Excerpted data —

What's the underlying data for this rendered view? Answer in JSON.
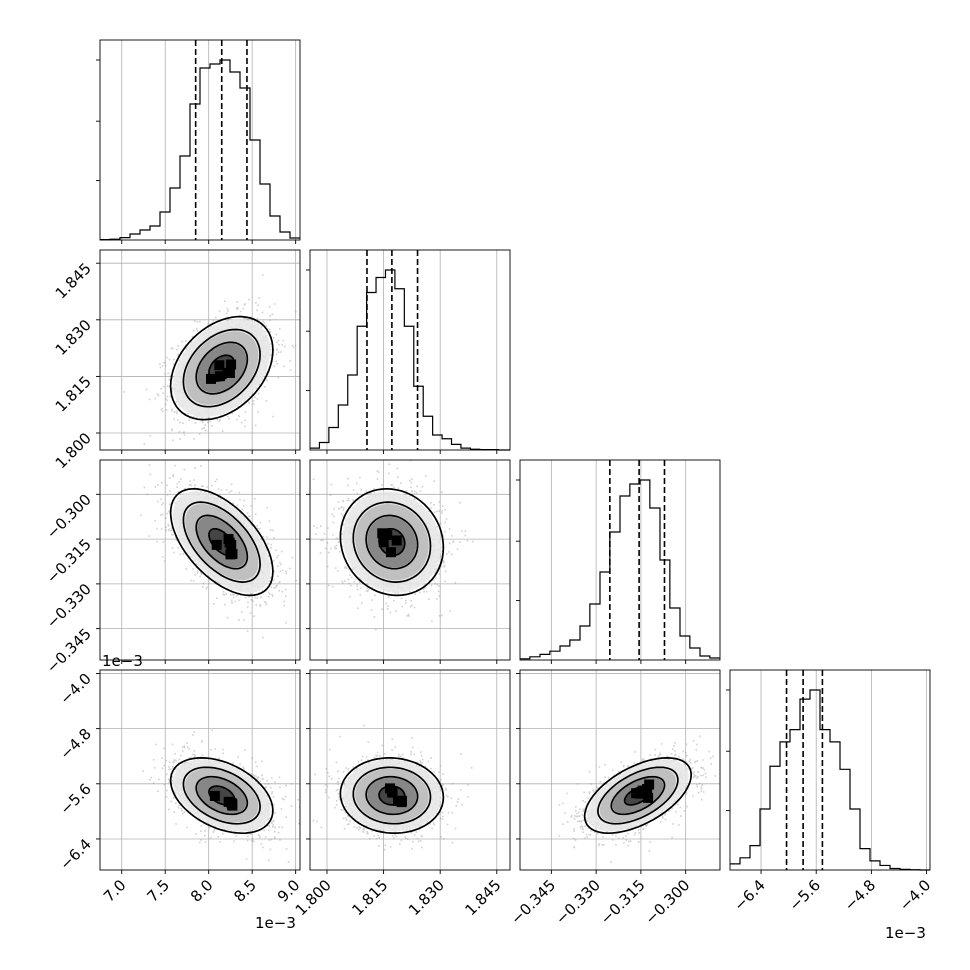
{
  "chart_data": {
    "type": "corner",
    "parameters": [
      {
        "range": [
          6.75,
          9.05
        ],
        "ticks": [
          7.0,
          7.5,
          8.0,
          8.5,
          9.0
        ],
        "tick_labels": [
          "7.0",
          "7.5",
          "8.0",
          "8.5",
          "9.0"
        ],
        "offset_label": "1e−3"
      },
      {
        "range": [
          1.7955,
          1.8485
        ],
        "ticks": [
          1.8,
          1.815,
          1.83,
          1.845
        ],
        "tick_labels": [
          "1.800",
          "1.815",
          "1.830",
          "1.845"
        ],
        "offset_label": ""
      },
      {
        "range": [
          -0.3555,
          -0.2885
        ],
        "ticks": [
          -0.345,
          -0.33,
          -0.315,
          -0.3
        ],
        "tick_labels": [
          "−0.345",
          "−0.330",
          "−0.315",
          "−0.300"
        ],
        "offset_label": ""
      },
      {
        "range": [
          -6.85,
          -3.95
        ],
        "ticks": [
          -6.4,
          -5.6,
          -4.8,
          -4.0
        ],
        "tick_labels": [
          "−6.4",
          "−5.6",
          "−4.8",
          "−4.0"
        ],
        "offset_label": "1e−3"
      }
    ],
    "histograms": [
      {
        "bins": [
          6.75,
          6.865,
          6.98,
          7.095,
          7.21,
          7.325,
          7.44,
          7.555,
          7.67,
          7.785,
          7.9,
          8.015,
          8.13,
          8.245,
          8.36,
          8.475,
          8.59,
          8.705,
          8.82,
          8.935,
          9.05
        ],
        "counts": [
          1,
          2,
          6,
          15,
          25,
          35,
          70,
          130,
          210,
          340,
          430,
          440,
          450,
          420,
          380,
          250,
          140,
          60,
          20,
          5
        ],
        "quantiles": [
          7.85,
          8.15,
          8.44
        ]
      },
      {
        "bins": [
          1.7955,
          1.798,
          1.8005,
          1.803,
          1.8055,
          1.808,
          1.8105,
          1.813,
          1.8155,
          1.818,
          1.8205,
          1.823,
          1.8255,
          1.828,
          1.8305,
          1.833,
          1.8355,
          1.838,
          1.8405,
          1.8455,
          1.8485
        ],
        "counts": [
          5,
          20,
          60,
          120,
          200,
          330,
          420,
          460,
          480,
          430,
          330,
          170,
          90,
          40,
          30,
          15,
          5,
          2,
          1,
          0
        ],
        "quantiles": [
          1.8106,
          1.8172,
          1.824
        ]
      },
      {
        "bins": [
          -0.3555,
          -0.3522,
          -0.3488,
          -0.3455,
          -0.3421,
          -0.3388,
          -0.3354,
          -0.3321,
          -0.3287,
          -0.3254,
          -0.322,
          -0.3187,
          -0.3153,
          -0.312,
          -0.3086,
          -0.3053,
          -0.3019,
          -0.2986,
          -0.2952,
          -0.2919,
          -0.2885
        ],
        "counts": [
          3,
          8,
          14,
          22,
          35,
          50,
          85,
          140,
          220,
          320,
          410,
          440,
          450,
          380,
          250,
          130,
          60,
          30,
          10,
          5
        ],
        "quantiles": [
          -0.3254,
          -0.3156,
          -0.3071
        ]
      },
      {
        "bins": [
          -6.85,
          -6.705,
          -6.56,
          -6.415,
          -6.27,
          -6.125,
          -5.98,
          -5.835,
          -5.69,
          -5.545,
          -5.4,
          -5.255,
          -5.11,
          -4.965,
          -4.82,
          -4.675,
          -4.53,
          -4.385,
          -4.24,
          -4.095,
          -3.95
        ],
        "counts": [
          20,
          40,
          80,
          200,
          340,
          420,
          460,
          560,
          590,
          460,
          420,
          330,
          200,
          70,
          30,
          15,
          5,
          2,
          1,
          0
        ],
        "quantiles": [
          -6.03,
          -5.79,
          -5.51
        ]
      }
    ],
    "scatter_panels": [
      {
        "row": 1,
        "col": 0,
        "mean": [
          8.15,
          1.8172
        ],
        "sd": [
          0.28,
          0.0065
        ],
        "corr": 0.35
      },
      {
        "row": 2,
        "col": 0,
        "mean": [
          8.15,
          -0.316
        ],
        "sd": [
          0.28,
          0.0085
        ],
        "corr": -0.55
      },
      {
        "row": 2,
        "col": 1,
        "mean": [
          1.8172,
          -0.316
        ],
        "sd": [
          0.0065,
          0.0085
        ],
        "corr": -0.1
      },
      {
        "row": 3,
        "col": 0,
        "mean": [
          8.15,
          -5.77
        ],
        "sd": [
          0.28,
          0.26
        ],
        "corr": -0.4
      },
      {
        "row": 3,
        "col": 1,
        "mean": [
          1.8172,
          -5.77
        ],
        "sd": [
          0.0065,
          0.26
        ],
        "corr": -0.05
      },
      {
        "row": 3,
        "col": 2,
        "mean": [
          -0.316,
          -5.77
        ],
        "sd": [
          0.0085,
          0.26
        ],
        "corr": 0.55
      }
    ],
    "contour_levels_sigma": [
      0.5,
      1.0,
      1.5,
      2.0
    ],
    "grid": true
  }
}
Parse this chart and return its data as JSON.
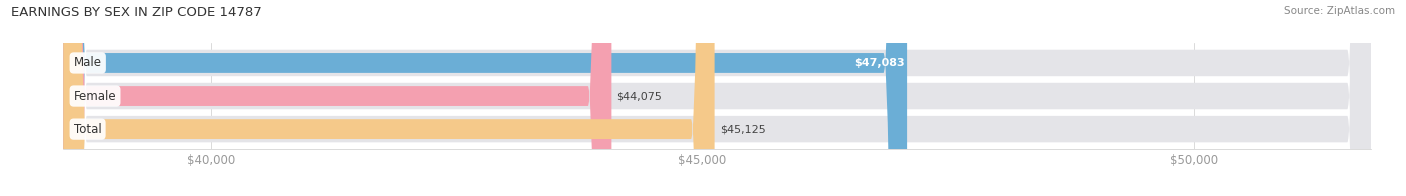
{
  "title": "EARNINGS BY SEX IN ZIP CODE 14787",
  "source": "Source: ZipAtlas.com",
  "categories": [
    "Male",
    "Female",
    "Total"
  ],
  "values": [
    47083,
    44075,
    45125
  ],
  "bar_colors": [
    "#6baed6",
    "#f4a0b0",
    "#f5c98a"
  ],
  "bar_bg_color": "#e4e4e8",
  "xmin": 38500,
  "xmax": 51800,
  "xticks": [
    40000,
    45000,
    50000
  ],
  "xtick_labels": [
    "$40,000",
    "$45,000",
    "$50,000"
  ],
  "value_labels": [
    "$47,083",
    "$44,075",
    "$45,125"
  ],
  "value_inside": [
    true,
    false,
    false
  ],
  "title_fontsize": 9.5,
  "source_fontsize": 7.5,
  "tick_fontsize": 8.5,
  "bar_label_fontsize": 8,
  "cat_fontsize": 8.5,
  "figsize": [
    14.06,
    1.96
  ],
  "dpi": 100
}
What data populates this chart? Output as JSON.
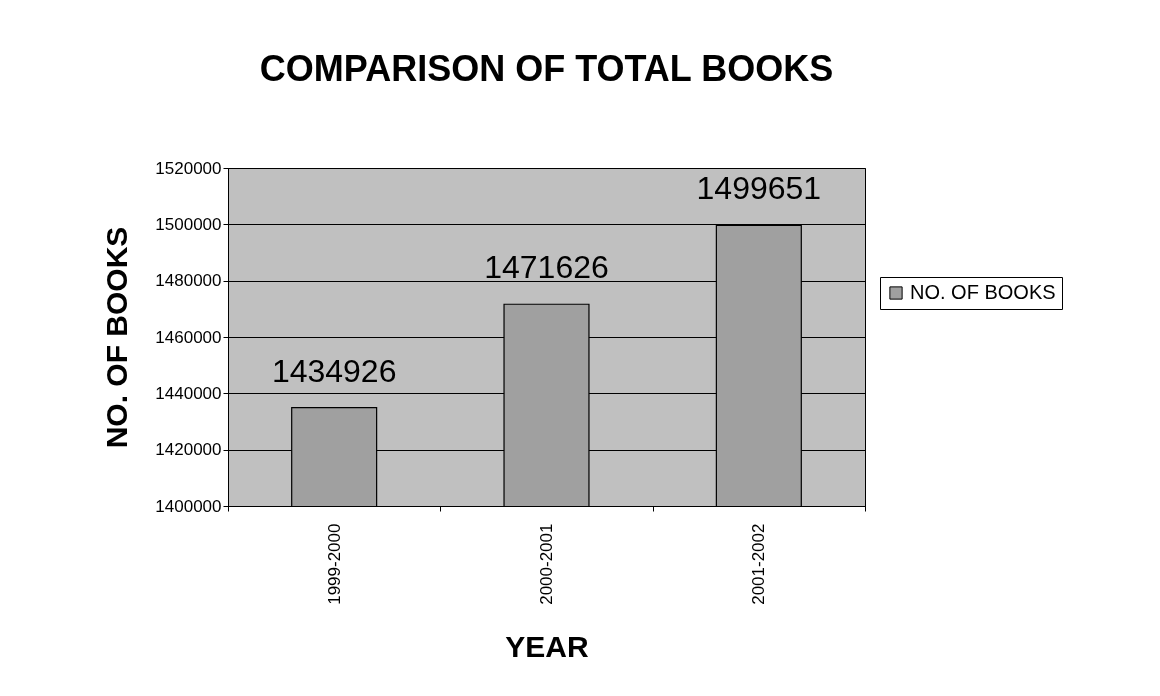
{
  "chart_data": {
    "type": "bar",
    "title": "COMPARISON OF TOTAL BOOKS",
    "xlabel": "YEAR",
    "ylabel": "NO. OF BOOKS",
    "categories": [
      "1999-2000",
      "2000-2001",
      "2001-2002"
    ],
    "series": [
      {
        "name": "NO. OF BOOKS",
        "color": "#a0a0a0",
        "values": [
          1434926,
          1471626,
          1499651
        ]
      }
    ],
    "ylim": [
      1400000,
      1520000
    ],
    "yticks": [
      1400000,
      1420000,
      1440000,
      1460000,
      1480000,
      1500000,
      1520000
    ],
    "grid": "y",
    "legend": "right",
    "data_labels": true
  }
}
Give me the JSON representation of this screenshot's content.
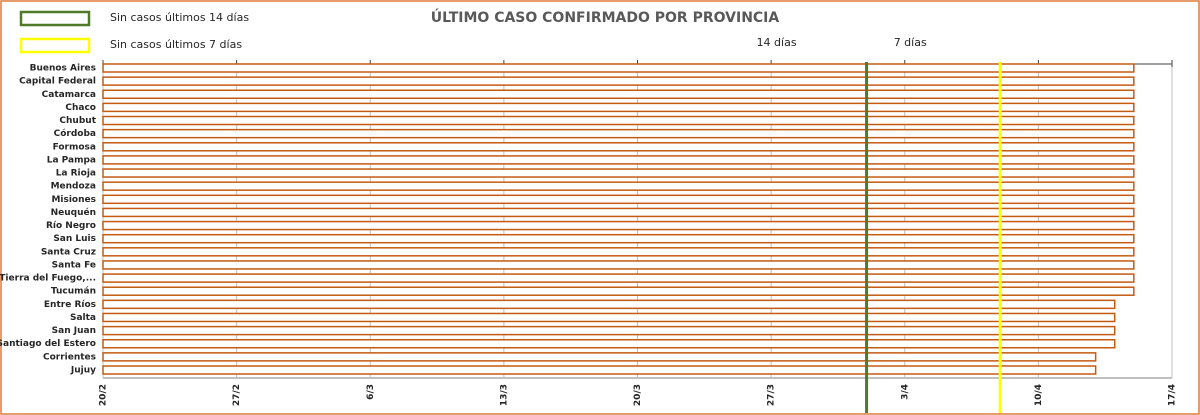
{
  "chart_data": {
    "type": "bar",
    "orientation": "horizontal",
    "title": "ÚLTIMO CASO CONFIRMADO POR PROVINCIA",
    "categories": [
      "Buenos Aires",
      "Capital Federal",
      "Catamarca",
      "Chaco",
      "Chubut",
      "Córdoba",
      "Formosa",
      "La Pampa",
      "La Rioja",
      "Mendoza",
      "Misiones",
      "Neuquén",
      "Río Negro",
      "San Luis",
      "Santa Cruz",
      "Santa Fe",
      "Tierra del Fuego,...",
      "Tucumán",
      "Entre Ríos",
      "Salta",
      "San Juan",
      "Santiago del Estero",
      "Corrientes",
      "Jujuy"
    ],
    "values": [
      "15/4",
      "15/4",
      "15/4",
      "15/4",
      "15/4",
      "15/4",
      "15/4",
      "15/4",
      "15/4",
      "15/4",
      "15/4",
      "15/4",
      "15/4",
      "15/4",
      "15/4",
      "15/4",
      "15/4",
      "15/4",
      "14/4",
      "14/4",
      "14/4",
      "14/4",
      "13/4",
      "13/4"
    ],
    "color": "#c55a11",
    "xlim": [
      "20/2",
      "17/4"
    ],
    "xticks": [
      "20/2",
      "27/2",
      "6/3",
      "13/3",
      "20/3",
      "27/3",
      "3/4",
      "10/4",
      "17/4"
    ],
    "grid": true,
    "reference_lines": [
      {
        "label": "14 días",
        "x": "1/4",
        "color": "#4f7a28"
      },
      {
        "label": "7 días",
        "x": "8/4",
        "color": "#ffff00"
      }
    ],
    "legend": [
      {
        "name": "Sin casos últimos 14 días",
        "color": "#4f7a28"
      },
      {
        "name": "Sin casos últimos 7 días",
        "color": "#ffff00"
      }
    ]
  }
}
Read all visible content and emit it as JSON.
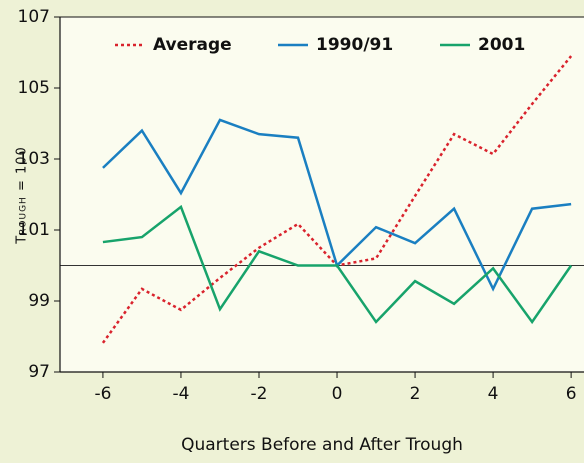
{
  "chart_data": {
    "type": "line",
    "x_label": "Quarters Before and After Trough",
    "y_label": "Trough = 100",
    "x": [
      -6,
      -5,
      -4,
      -3,
      -2,
      -1,
      0,
      1,
      2,
      3,
      4,
      5,
      6
    ],
    "series": [
      {
        "name": "Average",
        "color": "#d9232d",
        "dash": "dotted",
        "values": [
          97.82,
          99.34,
          98.75,
          99.65,
          100.5,
          101.17,
          100,
          100.2,
          101.96,
          103.7,
          103.14,
          104.55,
          105.9
        ]
      },
      {
        "name": "1990/91",
        "color": "#1a7fc1",
        "values": [
          102.75,
          103.8,
          102.04,
          104.1,
          103.7,
          103.6,
          100,
          101.08,
          100.63,
          101.6,
          99.34,
          101.6,
          101.73
        ]
      },
      {
        "name": "2001",
        "color": "#17a36b",
        "values": [
          100.66,
          100.8,
          101.65,
          98.77,
          100.4,
          100,
          100,
          98.41,
          99.56,
          98.92,
          99.92,
          98.41,
          100
        ]
      }
    ],
    "xlim": [
      -7.1,
      6.33
    ],
    "xticks": [
      -6,
      -4,
      -2,
      0,
      2,
      4,
      6
    ],
    "ylim": [
      97,
      107
    ],
    "yticks": [
      97,
      99,
      101,
      103,
      105,
      107
    ],
    "reference_line": 100
  }
}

Task directions —
Copy each line of the preceding data that contains the string "type".

Solution below —
    "type": "corner",
    "type": "bar",
    "type": "bar",
    "type": "line",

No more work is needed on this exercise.